TASK BRIEF:
Send each entry back exactly as given, pictures excluded.

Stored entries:

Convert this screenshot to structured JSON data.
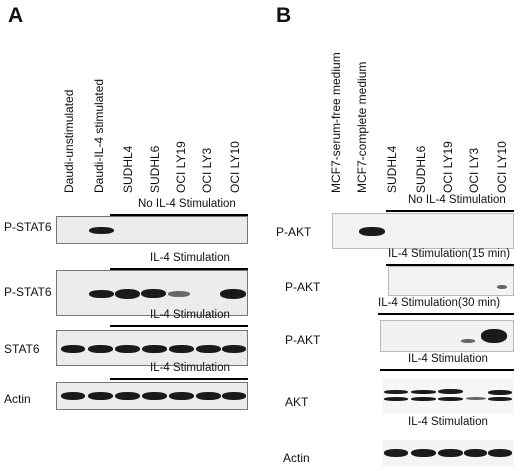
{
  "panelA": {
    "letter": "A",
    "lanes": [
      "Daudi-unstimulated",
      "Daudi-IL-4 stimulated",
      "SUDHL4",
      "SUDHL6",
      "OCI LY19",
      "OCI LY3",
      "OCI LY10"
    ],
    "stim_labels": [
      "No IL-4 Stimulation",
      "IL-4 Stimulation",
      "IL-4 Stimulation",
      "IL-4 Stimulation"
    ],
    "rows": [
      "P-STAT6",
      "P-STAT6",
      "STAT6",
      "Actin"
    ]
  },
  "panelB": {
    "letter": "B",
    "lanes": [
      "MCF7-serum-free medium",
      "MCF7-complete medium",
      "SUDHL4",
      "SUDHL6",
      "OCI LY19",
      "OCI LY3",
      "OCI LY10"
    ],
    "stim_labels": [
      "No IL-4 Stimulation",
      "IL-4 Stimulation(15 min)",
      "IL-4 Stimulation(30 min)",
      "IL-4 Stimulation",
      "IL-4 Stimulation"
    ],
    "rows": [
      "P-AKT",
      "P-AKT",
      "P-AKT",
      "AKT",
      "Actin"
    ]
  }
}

COMPLETE ANSWER:
Convert this screenshot to structured JSON data.
{
  "panelA": {
    "letter": "A",
    "lanes": [
      "Daudi-unstimulated",
      "Daudi-IL-4 stimulated",
      "SUDHL4",
      "SUDHL6",
      "OCI LY19",
      "OCI LY3",
      "OCI LY10"
    ],
    "stim_labels": [
      "No IL-4 Stimulation",
      "IL-4 Stimulation",
      "IL-4 Stimulation",
      "IL-4 Stimulation"
    ],
    "rows": [
      "P-STAT6",
      "P-STAT6",
      "STAT6",
      "Actin"
    ]
  },
  "panelB": {
    "letter": "B",
    "lanes": [
      "MCF7-serum-free medium",
      "MCF7-complete medium",
      "SUDHL4",
      "SUDHL6",
      "OCI LY19",
      "OCI LY3",
      "OCI LY10"
    ],
    "stim_labels": [
      "No IL-4 Stimulation",
      "IL-4 Stimulation(15 min)",
      "IL-4 Stimulation(30 min)",
      "IL-4 Stimulation",
      "IL-4 Stimulation"
    ],
    "rows": [
      "P-AKT",
      "P-AKT",
      "P-AKT",
      "AKT",
      "Actin"
    ]
  }
}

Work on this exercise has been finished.